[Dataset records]
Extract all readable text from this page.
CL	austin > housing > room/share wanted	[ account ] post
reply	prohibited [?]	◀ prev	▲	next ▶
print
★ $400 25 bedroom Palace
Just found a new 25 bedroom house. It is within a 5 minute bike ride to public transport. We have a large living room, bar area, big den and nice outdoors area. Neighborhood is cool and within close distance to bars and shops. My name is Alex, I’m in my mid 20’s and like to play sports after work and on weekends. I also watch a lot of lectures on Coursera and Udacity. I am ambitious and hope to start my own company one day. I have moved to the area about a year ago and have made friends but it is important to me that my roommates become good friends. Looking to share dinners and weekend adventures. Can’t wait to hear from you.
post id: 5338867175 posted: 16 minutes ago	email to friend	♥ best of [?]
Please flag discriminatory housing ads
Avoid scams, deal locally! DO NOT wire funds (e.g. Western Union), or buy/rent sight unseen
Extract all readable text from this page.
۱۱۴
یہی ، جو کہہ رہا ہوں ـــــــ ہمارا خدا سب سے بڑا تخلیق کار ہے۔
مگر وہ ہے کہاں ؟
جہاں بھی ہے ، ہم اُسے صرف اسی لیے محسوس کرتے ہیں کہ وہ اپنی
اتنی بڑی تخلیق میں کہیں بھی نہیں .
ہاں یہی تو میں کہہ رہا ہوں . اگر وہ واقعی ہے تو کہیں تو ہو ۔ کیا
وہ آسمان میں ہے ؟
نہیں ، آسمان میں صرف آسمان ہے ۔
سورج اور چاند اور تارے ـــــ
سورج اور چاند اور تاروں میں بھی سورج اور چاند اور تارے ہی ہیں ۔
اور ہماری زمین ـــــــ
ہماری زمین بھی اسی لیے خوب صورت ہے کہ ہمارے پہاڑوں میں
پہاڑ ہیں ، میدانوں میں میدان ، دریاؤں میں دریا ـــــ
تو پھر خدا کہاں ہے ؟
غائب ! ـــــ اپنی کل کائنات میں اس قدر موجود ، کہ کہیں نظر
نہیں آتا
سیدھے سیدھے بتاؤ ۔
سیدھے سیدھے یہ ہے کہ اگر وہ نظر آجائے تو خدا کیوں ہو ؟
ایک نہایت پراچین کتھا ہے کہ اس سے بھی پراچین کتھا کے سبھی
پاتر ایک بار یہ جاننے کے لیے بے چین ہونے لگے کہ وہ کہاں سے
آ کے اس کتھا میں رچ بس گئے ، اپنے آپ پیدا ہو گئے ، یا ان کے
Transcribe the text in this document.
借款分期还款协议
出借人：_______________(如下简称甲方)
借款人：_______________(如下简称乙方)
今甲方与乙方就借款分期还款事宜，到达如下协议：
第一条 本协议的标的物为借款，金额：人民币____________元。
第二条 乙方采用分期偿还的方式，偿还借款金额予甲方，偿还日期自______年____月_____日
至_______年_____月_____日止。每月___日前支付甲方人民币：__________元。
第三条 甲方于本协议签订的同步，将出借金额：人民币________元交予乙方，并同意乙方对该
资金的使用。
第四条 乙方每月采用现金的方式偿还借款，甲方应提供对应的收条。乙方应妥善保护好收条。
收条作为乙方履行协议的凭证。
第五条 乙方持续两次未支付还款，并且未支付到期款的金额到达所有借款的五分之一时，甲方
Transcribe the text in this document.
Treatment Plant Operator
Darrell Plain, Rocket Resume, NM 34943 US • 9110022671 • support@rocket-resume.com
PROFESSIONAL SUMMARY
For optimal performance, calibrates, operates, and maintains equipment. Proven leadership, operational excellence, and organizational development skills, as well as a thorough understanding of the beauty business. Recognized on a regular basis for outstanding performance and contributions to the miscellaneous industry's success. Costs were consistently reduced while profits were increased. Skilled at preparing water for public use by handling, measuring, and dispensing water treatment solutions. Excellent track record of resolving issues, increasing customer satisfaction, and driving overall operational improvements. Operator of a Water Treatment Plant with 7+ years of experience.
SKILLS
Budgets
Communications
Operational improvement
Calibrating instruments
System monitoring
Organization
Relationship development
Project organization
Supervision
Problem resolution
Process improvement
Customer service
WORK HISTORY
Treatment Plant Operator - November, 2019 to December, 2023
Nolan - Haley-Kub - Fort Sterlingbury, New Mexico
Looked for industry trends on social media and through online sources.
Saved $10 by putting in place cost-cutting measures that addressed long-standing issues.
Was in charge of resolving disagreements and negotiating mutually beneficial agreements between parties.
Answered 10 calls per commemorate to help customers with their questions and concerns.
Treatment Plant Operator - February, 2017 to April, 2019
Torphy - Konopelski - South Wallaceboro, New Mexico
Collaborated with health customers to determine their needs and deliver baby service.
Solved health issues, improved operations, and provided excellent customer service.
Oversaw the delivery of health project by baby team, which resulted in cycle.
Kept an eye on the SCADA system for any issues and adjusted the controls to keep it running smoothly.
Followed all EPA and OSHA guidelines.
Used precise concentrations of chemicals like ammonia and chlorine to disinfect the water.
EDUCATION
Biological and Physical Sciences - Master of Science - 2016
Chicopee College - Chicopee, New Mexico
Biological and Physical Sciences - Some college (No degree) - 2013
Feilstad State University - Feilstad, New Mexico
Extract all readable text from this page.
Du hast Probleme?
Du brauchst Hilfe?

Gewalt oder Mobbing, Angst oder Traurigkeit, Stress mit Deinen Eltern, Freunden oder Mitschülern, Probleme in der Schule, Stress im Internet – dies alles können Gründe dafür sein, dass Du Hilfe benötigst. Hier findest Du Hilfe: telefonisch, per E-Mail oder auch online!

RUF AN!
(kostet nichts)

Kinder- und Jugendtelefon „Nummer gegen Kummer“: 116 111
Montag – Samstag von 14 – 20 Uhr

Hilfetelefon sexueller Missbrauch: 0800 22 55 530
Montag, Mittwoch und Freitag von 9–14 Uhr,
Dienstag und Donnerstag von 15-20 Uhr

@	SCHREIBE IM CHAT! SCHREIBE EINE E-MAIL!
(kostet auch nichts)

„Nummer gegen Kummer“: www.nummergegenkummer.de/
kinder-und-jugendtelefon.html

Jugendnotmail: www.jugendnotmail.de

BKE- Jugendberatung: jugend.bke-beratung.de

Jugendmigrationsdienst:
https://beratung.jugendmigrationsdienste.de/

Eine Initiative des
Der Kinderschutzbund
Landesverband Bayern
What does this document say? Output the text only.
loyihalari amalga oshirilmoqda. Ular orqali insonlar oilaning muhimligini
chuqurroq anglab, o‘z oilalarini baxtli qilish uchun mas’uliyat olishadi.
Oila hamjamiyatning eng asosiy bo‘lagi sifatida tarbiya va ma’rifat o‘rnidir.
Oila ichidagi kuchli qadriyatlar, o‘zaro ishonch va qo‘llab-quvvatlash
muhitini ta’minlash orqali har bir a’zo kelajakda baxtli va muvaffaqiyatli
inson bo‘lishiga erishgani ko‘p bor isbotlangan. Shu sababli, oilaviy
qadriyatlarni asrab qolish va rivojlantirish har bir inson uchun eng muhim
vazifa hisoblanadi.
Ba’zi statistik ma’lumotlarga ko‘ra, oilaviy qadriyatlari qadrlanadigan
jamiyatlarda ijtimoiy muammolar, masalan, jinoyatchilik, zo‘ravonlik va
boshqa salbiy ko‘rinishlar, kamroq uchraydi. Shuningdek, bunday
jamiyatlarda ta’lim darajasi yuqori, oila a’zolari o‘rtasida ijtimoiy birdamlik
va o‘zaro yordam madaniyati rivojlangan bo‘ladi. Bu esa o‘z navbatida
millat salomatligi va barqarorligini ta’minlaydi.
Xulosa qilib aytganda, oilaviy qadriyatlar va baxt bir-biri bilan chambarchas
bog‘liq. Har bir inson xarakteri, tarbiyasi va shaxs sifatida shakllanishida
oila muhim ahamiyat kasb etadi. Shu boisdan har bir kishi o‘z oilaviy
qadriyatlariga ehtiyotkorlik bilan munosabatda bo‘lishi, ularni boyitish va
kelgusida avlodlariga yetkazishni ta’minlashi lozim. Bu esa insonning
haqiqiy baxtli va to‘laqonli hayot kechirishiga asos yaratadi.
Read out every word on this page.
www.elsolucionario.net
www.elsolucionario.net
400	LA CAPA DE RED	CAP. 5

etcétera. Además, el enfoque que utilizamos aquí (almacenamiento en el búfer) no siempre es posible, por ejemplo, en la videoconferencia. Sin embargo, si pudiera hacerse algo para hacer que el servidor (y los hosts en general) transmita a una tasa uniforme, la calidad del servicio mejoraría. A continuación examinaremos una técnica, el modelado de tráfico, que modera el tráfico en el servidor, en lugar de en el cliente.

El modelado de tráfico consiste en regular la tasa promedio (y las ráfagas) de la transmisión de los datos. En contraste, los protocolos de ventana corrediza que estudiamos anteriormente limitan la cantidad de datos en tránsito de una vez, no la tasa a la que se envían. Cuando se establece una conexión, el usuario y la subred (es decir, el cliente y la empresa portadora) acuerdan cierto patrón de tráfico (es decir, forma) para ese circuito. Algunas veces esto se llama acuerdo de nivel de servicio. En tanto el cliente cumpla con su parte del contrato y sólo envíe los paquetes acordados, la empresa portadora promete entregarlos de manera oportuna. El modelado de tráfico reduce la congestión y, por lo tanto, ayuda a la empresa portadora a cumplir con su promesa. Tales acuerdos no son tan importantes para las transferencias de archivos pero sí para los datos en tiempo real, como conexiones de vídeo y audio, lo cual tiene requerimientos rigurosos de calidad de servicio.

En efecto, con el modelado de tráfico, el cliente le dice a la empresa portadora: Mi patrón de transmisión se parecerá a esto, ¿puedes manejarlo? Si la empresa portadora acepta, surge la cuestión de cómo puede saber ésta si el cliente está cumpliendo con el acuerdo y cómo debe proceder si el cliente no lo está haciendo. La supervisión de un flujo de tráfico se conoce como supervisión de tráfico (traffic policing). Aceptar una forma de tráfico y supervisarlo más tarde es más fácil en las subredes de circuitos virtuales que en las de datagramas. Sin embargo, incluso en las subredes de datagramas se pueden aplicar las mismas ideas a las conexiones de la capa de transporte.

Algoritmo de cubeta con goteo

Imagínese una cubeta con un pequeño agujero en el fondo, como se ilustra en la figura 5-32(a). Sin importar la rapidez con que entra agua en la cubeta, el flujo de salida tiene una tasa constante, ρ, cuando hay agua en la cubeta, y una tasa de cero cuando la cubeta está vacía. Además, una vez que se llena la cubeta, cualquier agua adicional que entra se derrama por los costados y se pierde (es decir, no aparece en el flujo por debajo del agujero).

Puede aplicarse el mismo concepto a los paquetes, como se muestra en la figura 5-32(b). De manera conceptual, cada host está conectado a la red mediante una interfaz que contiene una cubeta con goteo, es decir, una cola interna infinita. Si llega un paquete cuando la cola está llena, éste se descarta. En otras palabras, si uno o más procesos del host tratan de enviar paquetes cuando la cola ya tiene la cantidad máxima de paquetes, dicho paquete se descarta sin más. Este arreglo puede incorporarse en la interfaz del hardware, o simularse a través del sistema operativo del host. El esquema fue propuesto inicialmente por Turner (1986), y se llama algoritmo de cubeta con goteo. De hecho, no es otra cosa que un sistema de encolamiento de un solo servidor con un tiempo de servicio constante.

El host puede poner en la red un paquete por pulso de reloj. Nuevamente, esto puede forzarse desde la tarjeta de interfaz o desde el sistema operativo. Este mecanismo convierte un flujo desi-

[Work required]
Locate the string "jamiyatlarda" in the listing above and copy every line where it occurs.

[Answer to this problem]
jamiyatlarda ijtimoiy muammolar, masalan, jinoyatchilik, zo‘ravonlik va
jamiyatlarda ta’lim darajasi yuqori, oila a’zolari o‘rtasida ijtimoiy birdamlik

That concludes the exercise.